EXERCISE GOAL: Reproduce every entry exactly and leave its pictures out.

(Records from a data collection)
---------------

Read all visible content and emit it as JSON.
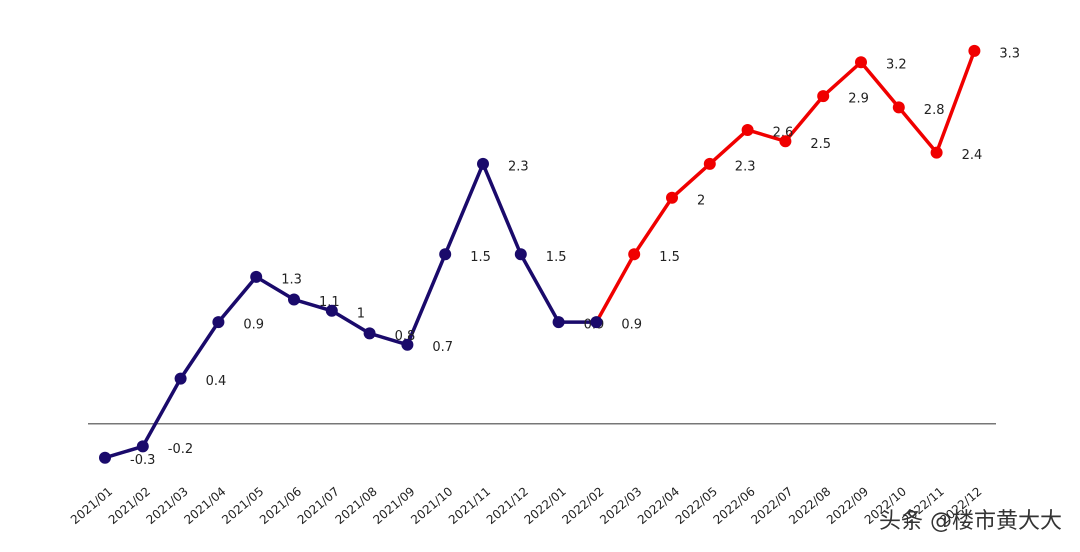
{
  "chart_data": {
    "type": "line",
    "categories": [
      "2021/01",
      "2021/02",
      "2021/03",
      "2021/04",
      "2021/05",
      "2021/06",
      "2021/07",
      "2021/08",
      "2021/09",
      "2021/10",
      "2021/11",
      "2021/12",
      "2022/01",
      "2022/02",
      "2022/03",
      "2022/04",
      "2022/05",
      "2022/06",
      "2022/07",
      "2022/08",
      "2022/09",
      "2022/10",
      "2022/11",
      "2022/12"
    ],
    "series": [
      {
        "color": "#1a0a6b",
        "values": [
          -0.3,
          -0.2,
          0.4,
          0.9,
          1.3,
          1.1,
          1.0,
          0.8,
          0.7,
          1.5,
          2.3,
          1.5,
          0.9,
          0.9,
          null,
          null,
          null,
          null,
          null,
          null,
          null,
          null,
          null,
          null
        ]
      },
      {
        "color": "#f00000",
        "values": [
          null,
          null,
          null,
          null,
          null,
          null,
          null,
          null,
          null,
          null,
          null,
          null,
          null,
          0.9,
          1.5,
          2.0,
          2.3,
          2.6,
          2.5,
          2.9,
          3.2,
          2.8,
          2.4,
          3.3
        ]
      }
    ],
    "ylim": [
      -0.4,
      3.6
    ],
    "watermark": "头条 @楼市黄大大"
  }
}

---------------

TASK RESPONSE:
Read all visible content and emit it as JSON.
{
  "chart_data": {
    "type": "line",
    "categories": [
      "2021/01",
      "2021/02",
      "2021/03",
      "2021/04",
      "2021/05",
      "2021/06",
      "2021/07",
      "2021/08",
      "2021/09",
      "2021/10",
      "2021/11",
      "2021/12",
      "2022/01",
      "2022/02",
      "2022/03",
      "2022/04",
      "2022/05",
      "2022/06",
      "2022/07",
      "2022/08",
      "2022/09",
      "2022/10",
      "2022/11",
      "2022/12"
    ],
    "series": [
      {
        "color": "#1a0a6b",
        "values": [
          -0.3,
          -0.2,
          0.4,
          0.9,
          1.3,
          1.1,
          1.0,
          0.8,
          0.7,
          1.5,
          2.3,
          1.5,
          0.9,
          0.9,
          null,
          null,
          null,
          null,
          null,
          null,
          null,
          null,
          null,
          null
        ]
      },
      {
        "color": "#f00000",
        "values": [
          null,
          null,
          null,
          null,
          null,
          null,
          null,
          null,
          null,
          null,
          null,
          null,
          null,
          0.9,
          1.5,
          2.0,
          2.3,
          2.6,
          2.5,
          2.9,
          3.2,
          2.8,
          2.4,
          3.3
        ]
      }
    ],
    "ylim": [
      -0.4,
      3.6
    ],
    "watermark": "头条 @楼市黄大大"
  }
}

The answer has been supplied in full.